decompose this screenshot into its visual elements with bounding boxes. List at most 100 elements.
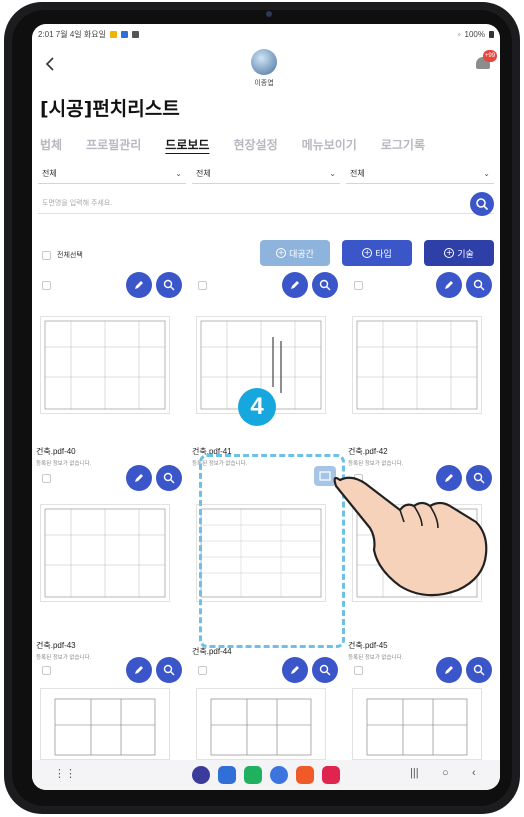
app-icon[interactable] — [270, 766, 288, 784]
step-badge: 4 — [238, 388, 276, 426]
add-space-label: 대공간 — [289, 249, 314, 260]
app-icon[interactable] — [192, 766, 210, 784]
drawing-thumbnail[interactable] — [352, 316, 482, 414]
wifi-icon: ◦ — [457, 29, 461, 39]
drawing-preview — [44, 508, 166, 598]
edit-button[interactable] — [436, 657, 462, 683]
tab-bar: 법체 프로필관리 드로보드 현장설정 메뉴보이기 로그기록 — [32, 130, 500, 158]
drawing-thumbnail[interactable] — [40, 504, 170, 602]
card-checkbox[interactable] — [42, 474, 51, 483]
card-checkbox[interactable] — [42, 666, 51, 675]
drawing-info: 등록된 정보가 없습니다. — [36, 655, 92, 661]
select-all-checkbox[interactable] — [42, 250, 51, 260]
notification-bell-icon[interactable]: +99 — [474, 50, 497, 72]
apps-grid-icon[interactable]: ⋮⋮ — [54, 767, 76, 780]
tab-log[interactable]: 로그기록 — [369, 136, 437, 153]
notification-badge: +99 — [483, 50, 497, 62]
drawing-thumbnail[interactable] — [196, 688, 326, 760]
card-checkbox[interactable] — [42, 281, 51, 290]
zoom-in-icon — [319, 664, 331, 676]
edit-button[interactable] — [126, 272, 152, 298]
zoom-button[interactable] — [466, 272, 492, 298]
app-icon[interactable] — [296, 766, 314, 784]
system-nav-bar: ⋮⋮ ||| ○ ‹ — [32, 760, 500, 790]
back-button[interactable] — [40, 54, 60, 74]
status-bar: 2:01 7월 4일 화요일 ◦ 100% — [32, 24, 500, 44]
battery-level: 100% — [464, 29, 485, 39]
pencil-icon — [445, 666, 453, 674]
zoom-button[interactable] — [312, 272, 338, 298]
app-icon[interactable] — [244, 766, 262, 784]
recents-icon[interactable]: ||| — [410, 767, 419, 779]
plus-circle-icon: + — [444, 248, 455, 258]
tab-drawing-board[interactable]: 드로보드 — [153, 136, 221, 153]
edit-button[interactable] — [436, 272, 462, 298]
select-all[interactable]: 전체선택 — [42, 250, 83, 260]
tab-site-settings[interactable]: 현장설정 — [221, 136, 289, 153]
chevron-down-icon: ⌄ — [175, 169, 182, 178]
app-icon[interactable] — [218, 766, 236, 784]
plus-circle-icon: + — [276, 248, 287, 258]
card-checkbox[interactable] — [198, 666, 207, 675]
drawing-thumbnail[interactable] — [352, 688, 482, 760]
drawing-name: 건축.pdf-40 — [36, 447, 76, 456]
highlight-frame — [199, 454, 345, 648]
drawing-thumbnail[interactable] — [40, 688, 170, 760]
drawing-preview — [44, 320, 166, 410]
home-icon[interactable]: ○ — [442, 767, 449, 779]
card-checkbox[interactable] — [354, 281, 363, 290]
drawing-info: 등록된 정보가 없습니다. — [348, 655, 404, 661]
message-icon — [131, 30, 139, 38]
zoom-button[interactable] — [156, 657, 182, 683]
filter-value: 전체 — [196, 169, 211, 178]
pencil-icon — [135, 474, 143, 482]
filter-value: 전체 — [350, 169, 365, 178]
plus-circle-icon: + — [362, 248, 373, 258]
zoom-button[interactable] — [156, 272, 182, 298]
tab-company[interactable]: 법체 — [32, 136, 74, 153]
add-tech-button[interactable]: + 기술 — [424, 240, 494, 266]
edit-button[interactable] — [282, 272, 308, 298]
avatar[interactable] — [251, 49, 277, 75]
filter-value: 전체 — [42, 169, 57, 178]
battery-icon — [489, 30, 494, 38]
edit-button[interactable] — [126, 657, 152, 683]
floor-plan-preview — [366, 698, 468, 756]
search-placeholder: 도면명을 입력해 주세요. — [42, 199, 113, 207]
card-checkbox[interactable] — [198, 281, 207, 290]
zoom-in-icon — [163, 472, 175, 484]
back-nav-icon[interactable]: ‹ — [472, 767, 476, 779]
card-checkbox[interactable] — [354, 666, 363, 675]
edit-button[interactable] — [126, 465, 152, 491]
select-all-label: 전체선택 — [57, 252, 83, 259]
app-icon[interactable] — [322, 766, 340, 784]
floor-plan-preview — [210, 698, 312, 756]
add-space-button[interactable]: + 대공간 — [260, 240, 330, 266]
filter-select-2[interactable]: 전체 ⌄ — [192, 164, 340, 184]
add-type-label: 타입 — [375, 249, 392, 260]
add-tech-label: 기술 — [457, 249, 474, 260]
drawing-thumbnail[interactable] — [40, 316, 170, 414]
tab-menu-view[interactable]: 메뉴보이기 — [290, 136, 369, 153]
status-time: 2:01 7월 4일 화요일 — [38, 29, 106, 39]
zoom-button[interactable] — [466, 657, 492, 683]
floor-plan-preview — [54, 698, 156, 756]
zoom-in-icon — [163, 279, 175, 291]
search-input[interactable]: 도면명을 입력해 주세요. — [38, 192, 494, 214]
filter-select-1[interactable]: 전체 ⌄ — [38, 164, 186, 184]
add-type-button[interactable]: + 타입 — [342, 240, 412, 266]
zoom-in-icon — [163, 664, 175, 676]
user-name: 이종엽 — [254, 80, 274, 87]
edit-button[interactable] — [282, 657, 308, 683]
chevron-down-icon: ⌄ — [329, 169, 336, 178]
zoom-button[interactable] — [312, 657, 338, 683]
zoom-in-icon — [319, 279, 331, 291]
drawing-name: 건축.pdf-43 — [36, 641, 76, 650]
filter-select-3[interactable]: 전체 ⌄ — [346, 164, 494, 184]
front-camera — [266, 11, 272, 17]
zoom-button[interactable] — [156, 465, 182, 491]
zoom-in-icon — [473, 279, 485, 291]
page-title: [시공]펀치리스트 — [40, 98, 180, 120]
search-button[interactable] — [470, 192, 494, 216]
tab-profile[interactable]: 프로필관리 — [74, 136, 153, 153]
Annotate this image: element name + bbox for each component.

==

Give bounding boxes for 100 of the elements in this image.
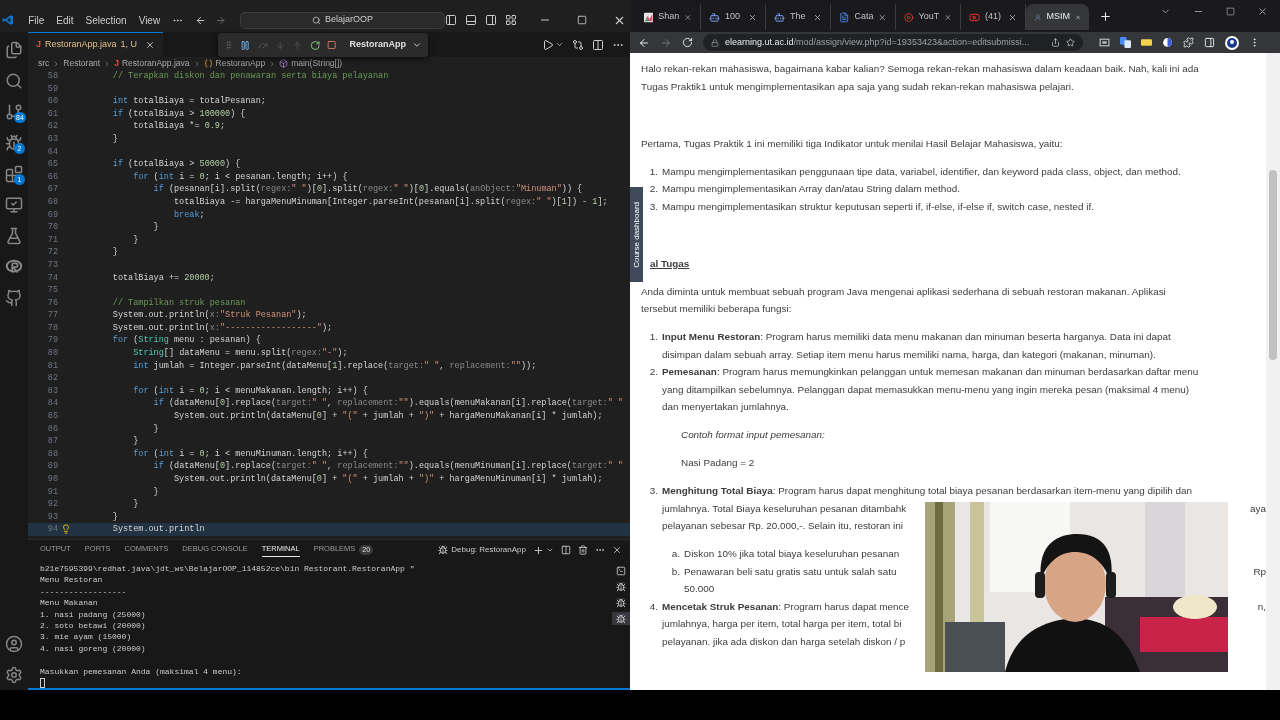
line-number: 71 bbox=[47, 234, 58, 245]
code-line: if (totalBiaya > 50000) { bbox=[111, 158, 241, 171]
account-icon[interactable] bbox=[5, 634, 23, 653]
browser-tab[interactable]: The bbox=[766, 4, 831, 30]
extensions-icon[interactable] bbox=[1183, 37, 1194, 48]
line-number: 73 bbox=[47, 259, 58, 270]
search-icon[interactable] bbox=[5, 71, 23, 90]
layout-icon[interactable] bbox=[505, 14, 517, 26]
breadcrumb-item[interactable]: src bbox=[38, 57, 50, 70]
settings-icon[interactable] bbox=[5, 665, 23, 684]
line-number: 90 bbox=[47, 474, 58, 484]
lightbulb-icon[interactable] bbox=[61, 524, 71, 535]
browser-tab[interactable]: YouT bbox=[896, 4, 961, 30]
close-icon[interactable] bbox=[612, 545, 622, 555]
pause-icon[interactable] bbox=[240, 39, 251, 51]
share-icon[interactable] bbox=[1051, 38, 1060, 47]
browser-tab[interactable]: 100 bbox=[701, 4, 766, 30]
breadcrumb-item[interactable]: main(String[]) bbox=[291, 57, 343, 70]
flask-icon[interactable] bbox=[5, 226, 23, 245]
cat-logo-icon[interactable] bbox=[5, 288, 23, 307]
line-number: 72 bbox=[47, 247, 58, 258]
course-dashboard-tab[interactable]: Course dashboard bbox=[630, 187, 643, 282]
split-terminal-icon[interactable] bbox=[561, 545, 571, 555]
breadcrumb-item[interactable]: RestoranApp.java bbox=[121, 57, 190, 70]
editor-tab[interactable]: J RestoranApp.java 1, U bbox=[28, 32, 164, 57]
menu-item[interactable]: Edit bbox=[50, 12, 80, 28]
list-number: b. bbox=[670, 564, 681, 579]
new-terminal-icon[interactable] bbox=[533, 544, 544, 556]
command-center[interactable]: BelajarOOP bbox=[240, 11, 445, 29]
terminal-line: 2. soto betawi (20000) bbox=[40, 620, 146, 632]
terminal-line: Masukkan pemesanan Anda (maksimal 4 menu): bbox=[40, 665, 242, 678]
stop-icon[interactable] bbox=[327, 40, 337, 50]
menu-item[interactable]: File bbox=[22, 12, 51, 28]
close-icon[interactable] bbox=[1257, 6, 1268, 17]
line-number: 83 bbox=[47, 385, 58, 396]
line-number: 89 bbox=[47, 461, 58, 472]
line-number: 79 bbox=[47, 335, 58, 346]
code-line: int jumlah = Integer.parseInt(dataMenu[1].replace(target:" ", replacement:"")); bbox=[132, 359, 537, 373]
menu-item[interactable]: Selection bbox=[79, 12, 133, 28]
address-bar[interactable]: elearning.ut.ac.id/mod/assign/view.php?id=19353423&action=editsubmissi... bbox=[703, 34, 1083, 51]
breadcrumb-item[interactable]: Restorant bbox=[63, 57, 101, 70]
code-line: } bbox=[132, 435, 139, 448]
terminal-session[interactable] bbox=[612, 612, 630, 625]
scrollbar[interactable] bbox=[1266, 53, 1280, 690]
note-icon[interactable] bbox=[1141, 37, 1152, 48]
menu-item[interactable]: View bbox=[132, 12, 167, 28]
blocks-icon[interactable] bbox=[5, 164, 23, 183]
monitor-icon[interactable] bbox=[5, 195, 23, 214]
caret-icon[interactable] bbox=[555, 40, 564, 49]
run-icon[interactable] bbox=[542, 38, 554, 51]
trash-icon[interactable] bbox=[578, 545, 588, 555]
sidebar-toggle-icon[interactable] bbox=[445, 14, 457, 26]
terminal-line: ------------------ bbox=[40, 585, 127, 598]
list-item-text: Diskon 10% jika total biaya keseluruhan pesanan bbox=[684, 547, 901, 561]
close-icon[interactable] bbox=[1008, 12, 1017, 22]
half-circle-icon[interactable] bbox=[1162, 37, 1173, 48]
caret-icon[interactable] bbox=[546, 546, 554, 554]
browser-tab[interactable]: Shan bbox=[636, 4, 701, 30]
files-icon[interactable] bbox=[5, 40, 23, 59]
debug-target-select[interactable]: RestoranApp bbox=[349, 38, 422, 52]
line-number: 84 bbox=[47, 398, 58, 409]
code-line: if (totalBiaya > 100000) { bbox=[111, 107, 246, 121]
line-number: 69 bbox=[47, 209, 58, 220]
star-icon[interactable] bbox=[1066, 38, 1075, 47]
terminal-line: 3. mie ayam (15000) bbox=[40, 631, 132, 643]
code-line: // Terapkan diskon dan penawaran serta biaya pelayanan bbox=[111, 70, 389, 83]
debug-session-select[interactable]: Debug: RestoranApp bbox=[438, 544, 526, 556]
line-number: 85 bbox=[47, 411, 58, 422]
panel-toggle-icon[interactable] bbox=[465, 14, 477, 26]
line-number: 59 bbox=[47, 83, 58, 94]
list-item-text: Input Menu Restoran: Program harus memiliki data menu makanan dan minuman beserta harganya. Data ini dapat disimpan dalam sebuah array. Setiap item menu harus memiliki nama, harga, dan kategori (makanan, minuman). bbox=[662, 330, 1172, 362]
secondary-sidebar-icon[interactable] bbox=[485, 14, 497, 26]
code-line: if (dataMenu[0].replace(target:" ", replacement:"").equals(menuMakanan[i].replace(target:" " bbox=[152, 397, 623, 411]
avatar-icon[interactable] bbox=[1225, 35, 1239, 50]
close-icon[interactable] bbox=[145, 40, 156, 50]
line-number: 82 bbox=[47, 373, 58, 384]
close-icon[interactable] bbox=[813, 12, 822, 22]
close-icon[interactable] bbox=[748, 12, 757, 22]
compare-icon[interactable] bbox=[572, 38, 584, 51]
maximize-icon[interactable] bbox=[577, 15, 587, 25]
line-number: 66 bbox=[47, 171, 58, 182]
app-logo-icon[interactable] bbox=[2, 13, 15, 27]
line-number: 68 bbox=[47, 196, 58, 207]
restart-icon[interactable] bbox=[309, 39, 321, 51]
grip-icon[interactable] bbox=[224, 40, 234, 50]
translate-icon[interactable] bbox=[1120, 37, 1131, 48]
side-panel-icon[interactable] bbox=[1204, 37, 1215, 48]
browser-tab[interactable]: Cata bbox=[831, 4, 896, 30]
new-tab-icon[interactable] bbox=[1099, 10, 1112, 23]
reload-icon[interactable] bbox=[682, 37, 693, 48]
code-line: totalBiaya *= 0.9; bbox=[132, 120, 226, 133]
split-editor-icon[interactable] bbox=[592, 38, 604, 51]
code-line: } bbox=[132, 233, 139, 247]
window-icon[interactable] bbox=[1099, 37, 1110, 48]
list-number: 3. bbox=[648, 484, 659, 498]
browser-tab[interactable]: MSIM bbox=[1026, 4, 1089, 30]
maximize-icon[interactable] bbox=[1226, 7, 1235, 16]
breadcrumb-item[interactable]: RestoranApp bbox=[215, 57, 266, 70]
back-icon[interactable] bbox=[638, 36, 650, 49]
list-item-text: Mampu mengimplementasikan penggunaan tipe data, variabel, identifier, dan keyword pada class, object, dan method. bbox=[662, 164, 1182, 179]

--- Task instructions ---
Copy the rows word for word, beginning at the line that has "line-number: 71 bbox=[47, 234, 58, 245]" and stopping after the line that has "breadcrumb-item[interactable]: src bbox=[38, 57, 50, 70]".

--- Exercise response ---
line-number: 71 bbox=[47, 234, 58, 245]
code-line: if (totalBiaya > 50000) { bbox=[111, 158, 241, 171]
account-icon[interactable] bbox=[5, 634, 23, 653]
browser-tab[interactable]: The bbox=[766, 4, 831, 30]
extensions-icon[interactable] bbox=[1183, 37, 1194, 48]
line-number: 73 bbox=[47, 259, 58, 270]
search-icon[interactable] bbox=[5, 71, 23, 90]
layout-icon[interactable] bbox=[505, 14, 517, 26]
breadcrumb-item[interactable]: src bbox=[38, 57, 50, 70]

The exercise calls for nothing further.